- **Dataset excerpt**
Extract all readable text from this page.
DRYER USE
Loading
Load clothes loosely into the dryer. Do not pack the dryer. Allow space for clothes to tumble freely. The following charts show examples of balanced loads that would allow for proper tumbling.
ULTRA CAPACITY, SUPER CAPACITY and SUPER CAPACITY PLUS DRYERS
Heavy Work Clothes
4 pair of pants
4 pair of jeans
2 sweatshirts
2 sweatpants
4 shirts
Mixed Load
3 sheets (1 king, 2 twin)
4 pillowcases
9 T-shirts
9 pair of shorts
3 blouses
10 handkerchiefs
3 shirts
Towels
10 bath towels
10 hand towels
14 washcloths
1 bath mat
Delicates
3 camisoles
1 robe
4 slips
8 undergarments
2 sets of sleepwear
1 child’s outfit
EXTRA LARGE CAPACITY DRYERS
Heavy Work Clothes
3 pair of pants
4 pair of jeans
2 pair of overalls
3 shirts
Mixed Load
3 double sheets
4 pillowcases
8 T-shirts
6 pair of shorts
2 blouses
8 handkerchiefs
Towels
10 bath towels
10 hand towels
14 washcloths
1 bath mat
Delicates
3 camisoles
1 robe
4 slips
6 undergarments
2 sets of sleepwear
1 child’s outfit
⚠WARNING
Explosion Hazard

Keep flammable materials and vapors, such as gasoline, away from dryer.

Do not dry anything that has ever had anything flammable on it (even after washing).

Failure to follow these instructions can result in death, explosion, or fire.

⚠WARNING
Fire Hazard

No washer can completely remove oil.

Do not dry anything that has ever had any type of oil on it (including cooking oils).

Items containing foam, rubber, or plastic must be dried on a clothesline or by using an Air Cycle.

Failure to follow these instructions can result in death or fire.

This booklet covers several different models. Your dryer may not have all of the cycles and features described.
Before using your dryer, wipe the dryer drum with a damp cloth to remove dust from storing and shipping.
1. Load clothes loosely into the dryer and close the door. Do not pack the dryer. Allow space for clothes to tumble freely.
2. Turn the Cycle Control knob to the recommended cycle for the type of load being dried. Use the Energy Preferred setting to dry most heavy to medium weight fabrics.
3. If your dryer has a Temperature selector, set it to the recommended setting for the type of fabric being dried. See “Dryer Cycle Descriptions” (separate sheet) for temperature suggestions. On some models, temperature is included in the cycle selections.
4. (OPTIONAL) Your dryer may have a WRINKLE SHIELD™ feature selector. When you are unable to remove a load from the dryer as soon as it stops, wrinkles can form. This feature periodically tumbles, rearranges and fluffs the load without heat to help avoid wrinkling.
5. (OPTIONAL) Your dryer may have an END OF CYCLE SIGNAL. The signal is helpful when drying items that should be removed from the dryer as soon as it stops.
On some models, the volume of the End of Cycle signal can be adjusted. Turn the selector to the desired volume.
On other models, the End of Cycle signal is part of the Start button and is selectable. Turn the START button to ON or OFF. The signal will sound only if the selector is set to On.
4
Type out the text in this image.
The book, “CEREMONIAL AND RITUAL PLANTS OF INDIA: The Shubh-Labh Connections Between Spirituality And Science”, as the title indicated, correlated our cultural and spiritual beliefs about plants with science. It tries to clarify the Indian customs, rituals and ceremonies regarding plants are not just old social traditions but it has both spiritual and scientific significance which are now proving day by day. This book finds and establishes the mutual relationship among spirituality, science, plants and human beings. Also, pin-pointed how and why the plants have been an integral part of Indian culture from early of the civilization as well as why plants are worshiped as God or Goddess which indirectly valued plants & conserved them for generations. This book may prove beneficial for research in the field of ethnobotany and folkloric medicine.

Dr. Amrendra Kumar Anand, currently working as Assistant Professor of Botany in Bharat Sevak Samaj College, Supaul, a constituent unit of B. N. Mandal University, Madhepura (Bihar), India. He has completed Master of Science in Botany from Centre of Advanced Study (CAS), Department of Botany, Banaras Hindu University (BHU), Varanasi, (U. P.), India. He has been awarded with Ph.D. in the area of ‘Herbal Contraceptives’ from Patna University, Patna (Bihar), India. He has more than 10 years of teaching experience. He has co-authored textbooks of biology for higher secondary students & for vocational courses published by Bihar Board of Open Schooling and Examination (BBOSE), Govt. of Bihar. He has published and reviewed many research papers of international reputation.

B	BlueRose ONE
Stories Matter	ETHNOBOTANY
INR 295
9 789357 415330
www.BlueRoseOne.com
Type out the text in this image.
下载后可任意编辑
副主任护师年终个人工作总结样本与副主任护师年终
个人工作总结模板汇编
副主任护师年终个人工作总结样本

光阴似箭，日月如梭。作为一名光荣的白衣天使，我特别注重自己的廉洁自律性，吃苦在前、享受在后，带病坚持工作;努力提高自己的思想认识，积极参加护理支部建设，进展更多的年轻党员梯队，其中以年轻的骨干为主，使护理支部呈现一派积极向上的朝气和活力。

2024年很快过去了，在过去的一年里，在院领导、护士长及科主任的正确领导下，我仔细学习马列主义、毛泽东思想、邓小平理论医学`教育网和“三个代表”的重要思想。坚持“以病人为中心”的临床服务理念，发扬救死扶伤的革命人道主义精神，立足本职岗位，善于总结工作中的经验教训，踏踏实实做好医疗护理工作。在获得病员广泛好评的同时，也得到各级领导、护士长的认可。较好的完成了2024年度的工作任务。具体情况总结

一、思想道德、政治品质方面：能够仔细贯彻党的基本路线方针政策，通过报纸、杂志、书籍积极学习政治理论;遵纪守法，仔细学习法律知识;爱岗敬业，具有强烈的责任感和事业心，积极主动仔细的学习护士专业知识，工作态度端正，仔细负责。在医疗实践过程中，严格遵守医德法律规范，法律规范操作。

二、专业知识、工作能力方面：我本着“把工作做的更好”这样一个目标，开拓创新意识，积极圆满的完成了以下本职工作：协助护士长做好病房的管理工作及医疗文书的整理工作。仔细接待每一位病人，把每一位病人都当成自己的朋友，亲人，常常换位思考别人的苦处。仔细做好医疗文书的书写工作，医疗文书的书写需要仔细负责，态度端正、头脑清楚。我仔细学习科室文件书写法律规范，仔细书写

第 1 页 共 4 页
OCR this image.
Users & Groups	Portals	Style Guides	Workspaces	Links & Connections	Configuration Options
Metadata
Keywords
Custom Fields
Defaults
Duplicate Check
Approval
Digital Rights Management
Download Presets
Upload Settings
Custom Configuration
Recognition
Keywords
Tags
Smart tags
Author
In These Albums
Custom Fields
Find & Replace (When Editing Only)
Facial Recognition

- **WHAT IS REQUIRED**
The lines to quote run from the one containing "OCR this image." through the final line of the material above; please give them exactly, both ends included, and nothing else.

- **FINISHED TASK**
OCR this image.
Users & Groups	Portals	Style Guides	Workspaces	Links & Connections	Configuration Options
Metadata
Keywords
Custom Fields
Defaults
Duplicate Check
Approval
Digital Rights Management
Download Presets
Upload Settings
Custom Configuration
Recognition
Keywords
Tags
Smart tags
Author
In These Albums
Custom Fields
Find & Replace (When Editing Only)
Facial Recognition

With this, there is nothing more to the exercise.